[Saved data entries]
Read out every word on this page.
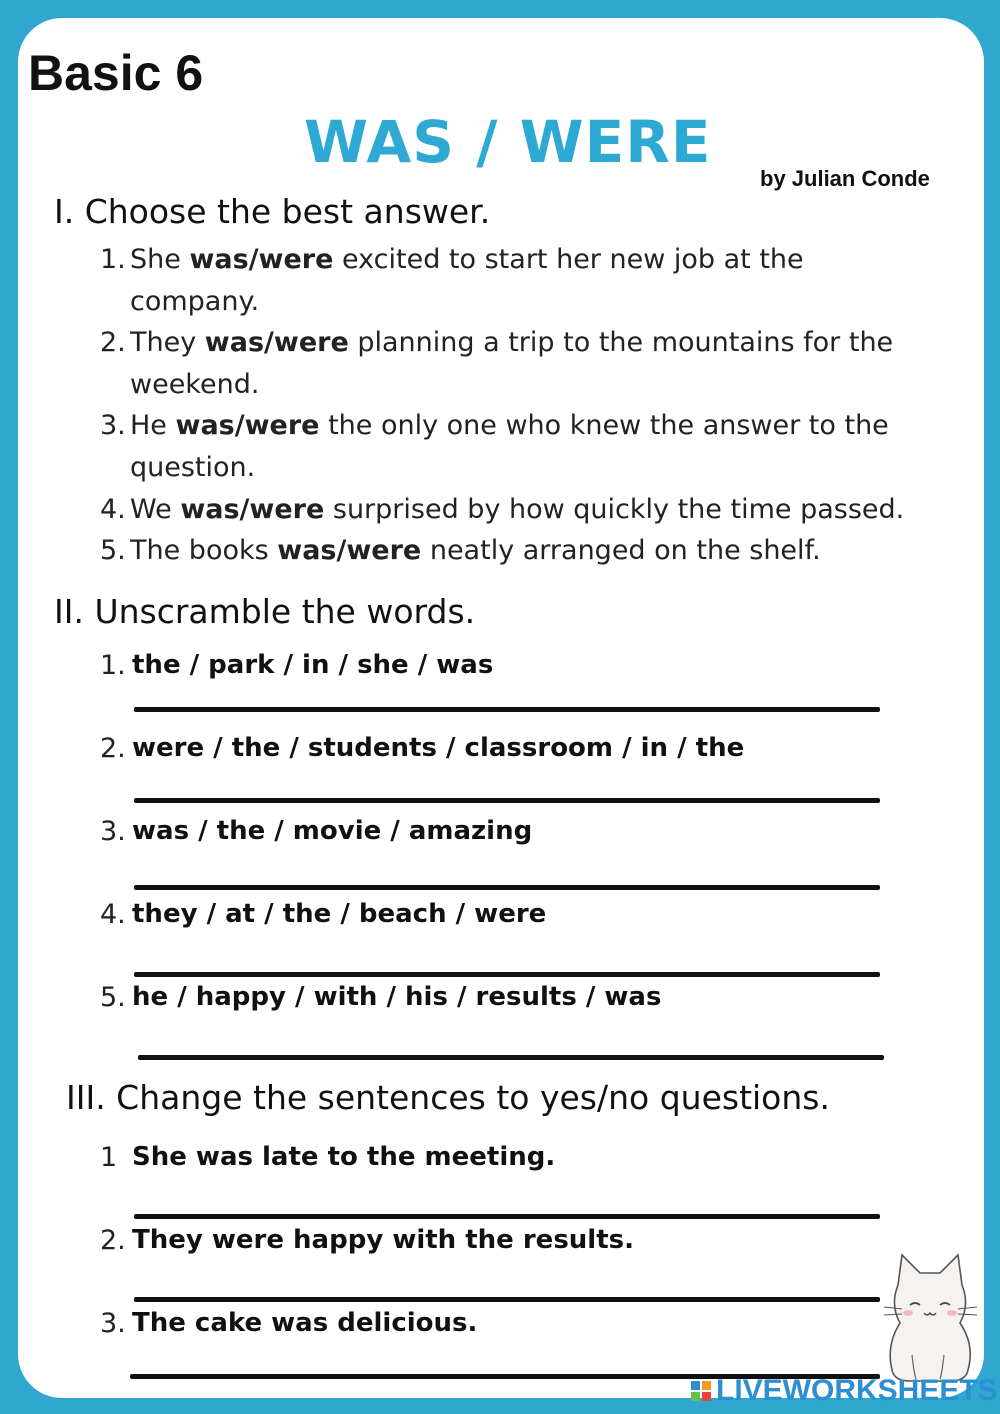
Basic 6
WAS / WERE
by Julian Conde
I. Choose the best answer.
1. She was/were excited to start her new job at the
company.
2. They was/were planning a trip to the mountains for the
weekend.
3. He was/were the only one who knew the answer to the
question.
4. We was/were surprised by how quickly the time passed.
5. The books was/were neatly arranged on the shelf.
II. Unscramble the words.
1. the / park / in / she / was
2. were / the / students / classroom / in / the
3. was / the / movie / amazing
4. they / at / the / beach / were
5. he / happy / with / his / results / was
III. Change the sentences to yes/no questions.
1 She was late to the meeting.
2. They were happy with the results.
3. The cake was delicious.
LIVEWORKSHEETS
==
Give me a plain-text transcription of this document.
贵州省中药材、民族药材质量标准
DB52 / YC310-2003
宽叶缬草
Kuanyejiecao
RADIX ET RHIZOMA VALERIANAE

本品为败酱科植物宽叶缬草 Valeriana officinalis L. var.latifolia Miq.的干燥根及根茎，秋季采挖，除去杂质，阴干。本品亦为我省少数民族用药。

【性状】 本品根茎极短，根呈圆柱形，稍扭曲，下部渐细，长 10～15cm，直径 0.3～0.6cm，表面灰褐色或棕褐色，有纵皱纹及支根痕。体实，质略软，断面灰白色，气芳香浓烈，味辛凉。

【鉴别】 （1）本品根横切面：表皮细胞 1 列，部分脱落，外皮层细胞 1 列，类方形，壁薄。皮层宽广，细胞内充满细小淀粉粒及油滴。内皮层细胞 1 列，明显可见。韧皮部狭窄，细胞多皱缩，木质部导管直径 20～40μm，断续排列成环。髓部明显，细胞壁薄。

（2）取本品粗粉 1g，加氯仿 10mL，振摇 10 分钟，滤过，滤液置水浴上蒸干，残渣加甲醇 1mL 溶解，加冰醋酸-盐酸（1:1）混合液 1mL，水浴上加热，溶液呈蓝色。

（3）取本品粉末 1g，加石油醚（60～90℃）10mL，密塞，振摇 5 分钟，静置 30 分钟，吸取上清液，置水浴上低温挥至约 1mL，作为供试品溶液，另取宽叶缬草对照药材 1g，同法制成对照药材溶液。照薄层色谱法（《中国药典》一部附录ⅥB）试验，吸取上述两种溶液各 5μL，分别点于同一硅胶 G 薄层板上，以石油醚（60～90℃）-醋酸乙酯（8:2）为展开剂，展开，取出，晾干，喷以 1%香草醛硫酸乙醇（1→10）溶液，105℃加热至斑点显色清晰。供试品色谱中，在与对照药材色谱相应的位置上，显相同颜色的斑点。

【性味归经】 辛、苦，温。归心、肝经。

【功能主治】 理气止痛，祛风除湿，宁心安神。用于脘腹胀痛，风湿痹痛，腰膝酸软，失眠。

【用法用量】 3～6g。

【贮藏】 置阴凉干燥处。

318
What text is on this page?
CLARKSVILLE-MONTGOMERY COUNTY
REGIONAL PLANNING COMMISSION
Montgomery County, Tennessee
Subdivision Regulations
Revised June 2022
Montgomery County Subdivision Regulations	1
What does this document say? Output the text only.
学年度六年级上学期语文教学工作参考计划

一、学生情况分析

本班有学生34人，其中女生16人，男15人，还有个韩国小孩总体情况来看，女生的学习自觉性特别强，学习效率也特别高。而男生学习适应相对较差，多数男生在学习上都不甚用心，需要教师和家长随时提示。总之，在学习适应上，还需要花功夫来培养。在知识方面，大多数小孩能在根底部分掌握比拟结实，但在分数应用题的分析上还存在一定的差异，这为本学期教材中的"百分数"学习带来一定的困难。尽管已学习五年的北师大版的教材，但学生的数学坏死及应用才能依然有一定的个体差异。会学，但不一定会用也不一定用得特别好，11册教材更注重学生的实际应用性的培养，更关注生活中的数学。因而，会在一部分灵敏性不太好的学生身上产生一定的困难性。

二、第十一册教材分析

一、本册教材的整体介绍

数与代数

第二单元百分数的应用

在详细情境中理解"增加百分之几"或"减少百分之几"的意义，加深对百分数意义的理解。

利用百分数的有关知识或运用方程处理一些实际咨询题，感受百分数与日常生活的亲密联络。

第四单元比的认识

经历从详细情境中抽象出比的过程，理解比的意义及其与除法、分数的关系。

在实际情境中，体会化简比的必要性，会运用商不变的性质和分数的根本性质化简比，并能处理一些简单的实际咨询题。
--
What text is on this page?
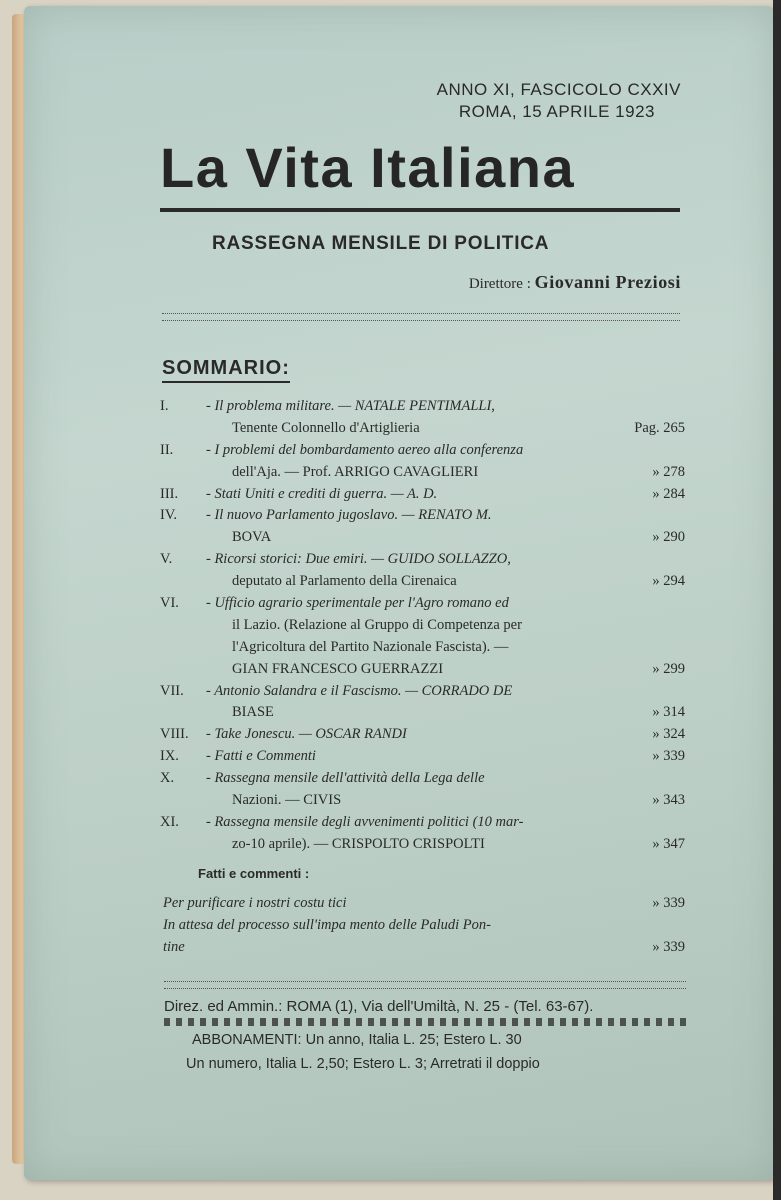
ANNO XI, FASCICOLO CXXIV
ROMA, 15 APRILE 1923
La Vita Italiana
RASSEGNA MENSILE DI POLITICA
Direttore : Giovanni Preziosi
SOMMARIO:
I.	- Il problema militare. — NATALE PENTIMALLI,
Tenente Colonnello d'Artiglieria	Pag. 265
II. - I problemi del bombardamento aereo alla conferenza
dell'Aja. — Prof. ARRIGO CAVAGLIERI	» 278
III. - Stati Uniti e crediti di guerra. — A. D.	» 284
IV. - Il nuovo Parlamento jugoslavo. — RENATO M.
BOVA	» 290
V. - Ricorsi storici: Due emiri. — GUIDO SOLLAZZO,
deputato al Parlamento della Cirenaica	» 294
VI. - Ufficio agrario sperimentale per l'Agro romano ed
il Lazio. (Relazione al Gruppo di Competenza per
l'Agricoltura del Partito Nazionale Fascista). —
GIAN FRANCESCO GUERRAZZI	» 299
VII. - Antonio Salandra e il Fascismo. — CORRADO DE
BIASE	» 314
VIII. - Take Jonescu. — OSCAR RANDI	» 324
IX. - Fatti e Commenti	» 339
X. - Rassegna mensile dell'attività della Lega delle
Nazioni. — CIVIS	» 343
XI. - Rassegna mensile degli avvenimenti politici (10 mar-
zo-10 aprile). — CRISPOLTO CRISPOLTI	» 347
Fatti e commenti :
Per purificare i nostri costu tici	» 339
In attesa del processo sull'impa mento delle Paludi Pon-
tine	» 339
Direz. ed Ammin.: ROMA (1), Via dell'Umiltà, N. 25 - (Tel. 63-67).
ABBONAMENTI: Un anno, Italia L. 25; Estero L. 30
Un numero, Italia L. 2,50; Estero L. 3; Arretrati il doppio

**Given instruction**: Read through the data and copy every line where "Subdivision" shows up.

**Full solution**:
Subdivision Regulations
Montgomery County Subdivision Regulations	1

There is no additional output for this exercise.